◆ Document excerpt
++++++

This aim-oriented auto tuning could also be useful for general
balancing-required access aware system operations such as system memory
auto scaling[3] and tiered memory management[4]. These two example
usages are not what current DAMOS implementation is already supporting,
but require additional DAMOS action developments, though.
Evaluation: subtle memory pressure aiming proactive reclamation
---------------------------------------------------------------
To show if the implementation works as expected, we prepare four
different system configurations on AWS i3.metal instances. The first
setup (original) runs the workload without any DAMOS scheme. The second
setup (not-tuned) runs the workload with a virtual address space-based
proactive reclamation scheme that pages out memory regions that are not
accessed for five seconds or more. The third setup (offline-tuned) runs
the same proactive reclamation DAMOS scheme, but after making it tuned
for each workload offline, using our previous user-space driven
automatic tuning approach, namely DAMOOS[1]. The fourth and final setup
(AFDAA) runs the scheme that is the same as that of 'not-tuned' setup,
but aims to keep 0.5% of 'some' memory pressure stall time (PSI) for the
last 10 seconds using the aiming-oriented auto tuning.
For each setup, we run realistic workloads from PARSEC3 and SPLASH-2X
benchmark suites. For each run, we measure RSS and runtime of the
workload, and 'some' memory pressure stall time (PSI) of the system. We
repeat the runs five times and use averaged measurements.
For simple comparison of the results, we normalize the measurements to
those of 'original'. In the case of the PSI, though, the measurement
for 'original' was zero, so we normalize the value to that of
'not-tuned' scheme's result. The normalized results are shown below.
Not-tuned Offline-tuned AFDAA
RSS 0.622688178226118 0.787950678944904 0.740093483278979
runtime 1.11767826657912 1.0564674983585 1.0910833880499
PSI 1 0.727521443794069 0.308498846350299
The 'not-tuned' scheme achieves about 38.7% memory saving but incur
about 11.7% runtime slowdown. The 'offline-tuned' scheme achieves about
22.2% memory saving with about 5.5% runtime slowdown. It also achieves
about 28.2% memory pressure stall time saving. AFDAA achieves about 26%
memory saving with about 9.1% runtime slowdown. It also achieves about
69.1% memory pressure stall time saving. We repeat this test multiple
times, and get consistent results. AFDAA is now integrated in our daily
DAMON performance test setup.
Apparently the aggressiveness of 'AFDAA' setup is somewhere between
those of 'not-tuned' and 'offline-tuned' setup, since its memory saving
and runtime overhead are between those of the other two setups.
Actually we set the memory pressure stall time goal aiming for this
middle aggressiveness. The difference in the two metrics are not
significant, though. However, it shows significant saving of the memory
pressure stall time, which was the goal of the auto-tuning, over the two
variants. Hence, we conclude the automatic tuning is working as
expected.

++++++

◆ Data lines
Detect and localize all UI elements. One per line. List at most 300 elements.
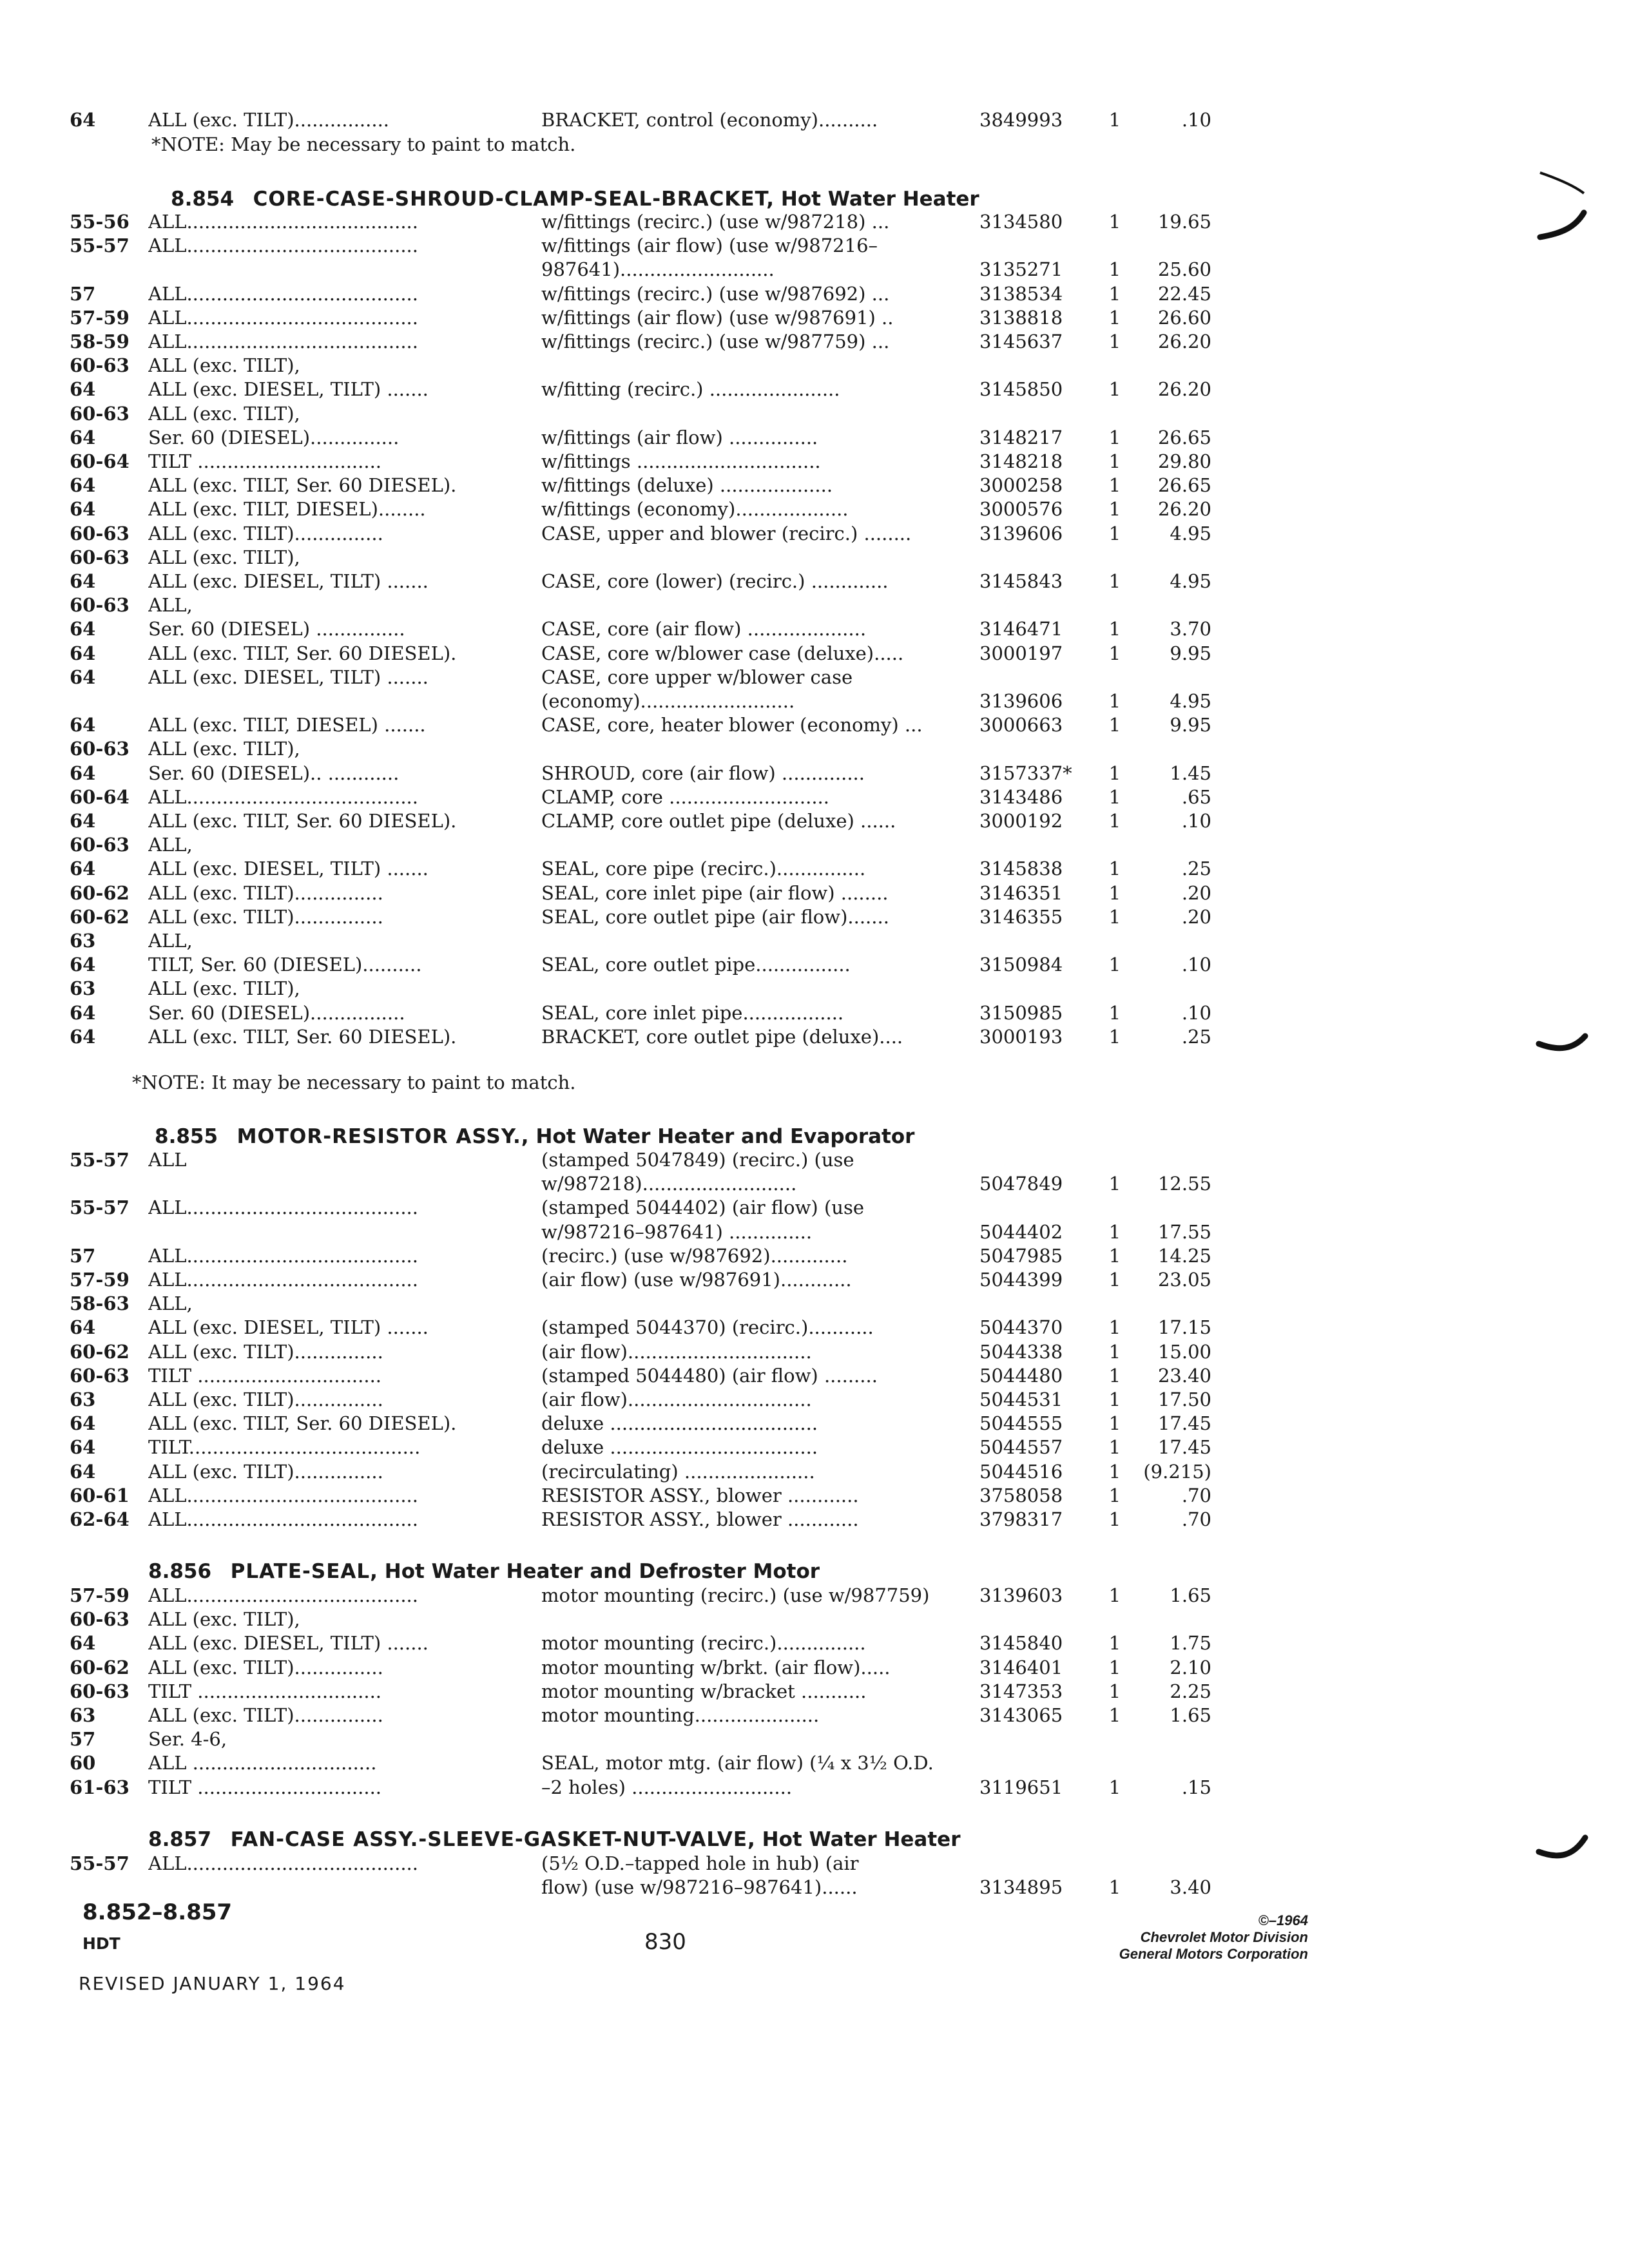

++++++

◆ Problem set
[1] In the DAMOS evaluation excerpt, how many times was each run repeated?
[2] Rewrite everything from "For each setup, we" down to "use averaged measurements." in the DAMOS evaluation excerpt, replacing "benchmark suites" with "test suites".
[3] Based on the DAMOS evaluation excerpt, answer yes or no to each statement and quote the words that decide it: (a) The first setup runs the workload without any DAMOS scheme. (b) The not-tuned scheme pages out memory regions that have not been accessed for ten seconds or more. (c) The four system configurations were prepared on AWS i3.metal instances.

◆ Problem solutions
[1] Five times, with the averaged measurements used.

[2]
For each setup, we run realistic workloads from PARSEC3 and SPLASH-2X
test suites. For each run, we measure RSS and runtime of the
workload, and 'some' memory pressure stall time (PSI) of the system. We
repeat the runs five times and use averaged measurements.

[3]
(a) Yes: "The first setup (original) runs the workload without any DAMOS scheme."
(b) No: "pages out memory regions that are not accessed for five seconds or more."
(c) Yes: "we prepare four different system configurations on AWS i3.metal instances."